**** Extracted entries ****
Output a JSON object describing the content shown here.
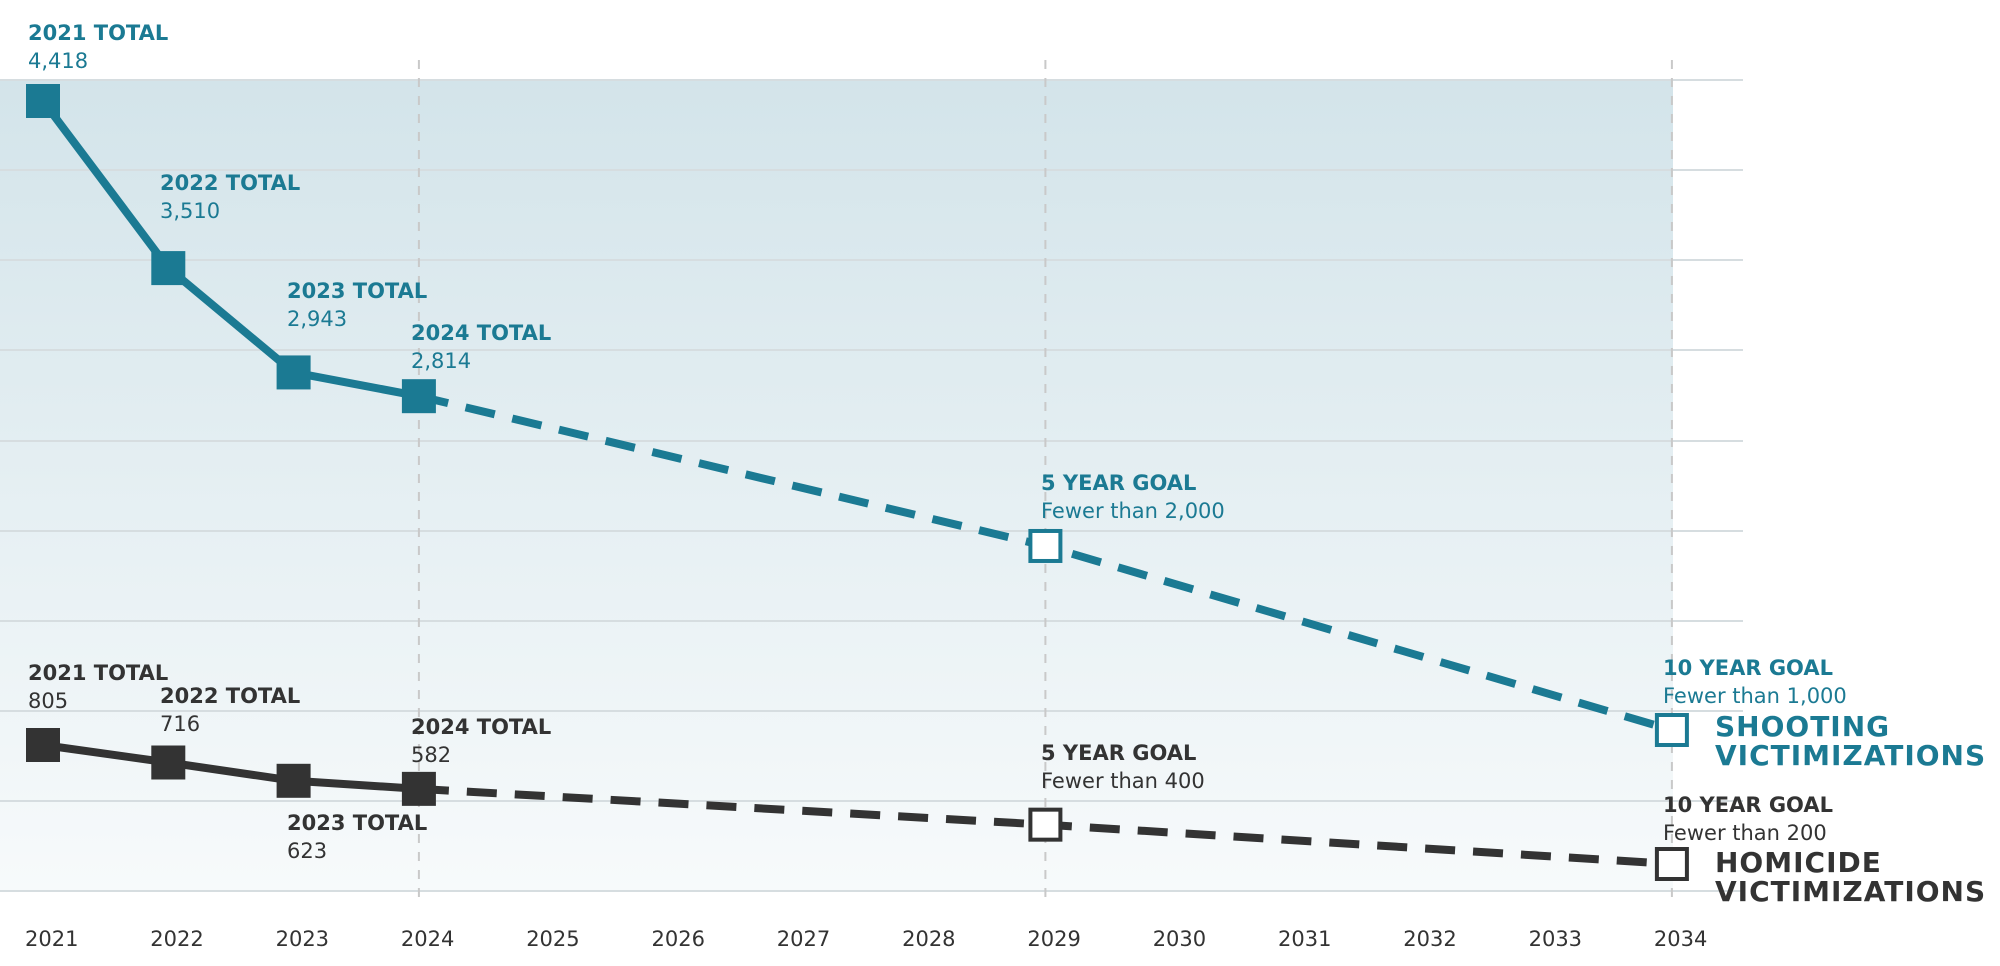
{
  "chart_data": {
    "type": "line",
    "x": [
      2021,
      2022,
      2023,
      2024,
      2025,
      2026,
      2027,
      2028,
      2029,
      2030,
      2031,
      2032,
      2033,
      2034
    ],
    "xlabel": "",
    "ylabel": "",
    "grid": true,
    "series": [
      {
        "name_lines": [
          "SHOOTING",
          "VICTIMIZATIONS"
        ],
        "color": "#1b7a93",
        "actual": [
          {
            "x": 2021,
            "y": 4418,
            "head": "2021 TOTAL",
            "value": "4,418"
          },
          {
            "x": 2022,
            "y": 3510,
            "head": "2022 TOTAL",
            "value": "3,510"
          },
          {
            "x": 2023,
            "y": 2943,
            "head": "2023 TOTAL",
            "value": "2,943"
          },
          {
            "x": 2024,
            "y": 2814,
            "head": "2024 TOTAL",
            "value": "2,814"
          }
        ],
        "goals": [
          {
            "x": 2029,
            "y": 2000,
            "head": "5 YEAR GOAL",
            "value": "Fewer than 2,000"
          },
          {
            "x": 2034,
            "y": 1000,
            "head": "10 YEAR GOAL",
            "value": "Fewer than 1,000"
          }
        ]
      },
      {
        "name_lines": [
          "HOMICIDE",
          "VICTIMIZATIONS"
        ],
        "color": "#333333",
        "actual": [
          {
            "x": 2021,
            "y": 805,
            "head": "2021 TOTAL",
            "value": "805"
          },
          {
            "x": 2022,
            "y": 716,
            "head": "2022 TOTAL",
            "value": "716"
          },
          {
            "x": 2023,
            "y": 623,
            "head": "2023 TOTAL",
            "value": "623"
          },
          {
            "x": 2024,
            "y": 582,
            "head": "2024 TOTAL",
            "value": "582"
          }
        ],
        "goals": [
          {
            "x": 2029,
            "y": 400,
            "head": "5 YEAR GOAL",
            "value": "Fewer than 400"
          },
          {
            "x": 2034,
            "y": 200,
            "head": "10 YEAR GOAL",
            "value": "Fewer than 200"
          }
        ]
      }
    ]
  },
  "colors": {
    "shooting": "#1b7a93",
    "homicide": "#333333",
    "band_top": "#d3e4ea",
    "band_bottom": "#f7fafb",
    "grid": "#d6dde0"
  }
}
****
| Exercise |
Extract all lines from the material above that include the word "than".

| Finished task |
            "value": "Fewer than 2,000"
            "value": "Fewer than 1,000"
            "value": "Fewer than 400"
            "value": "Fewer than 200"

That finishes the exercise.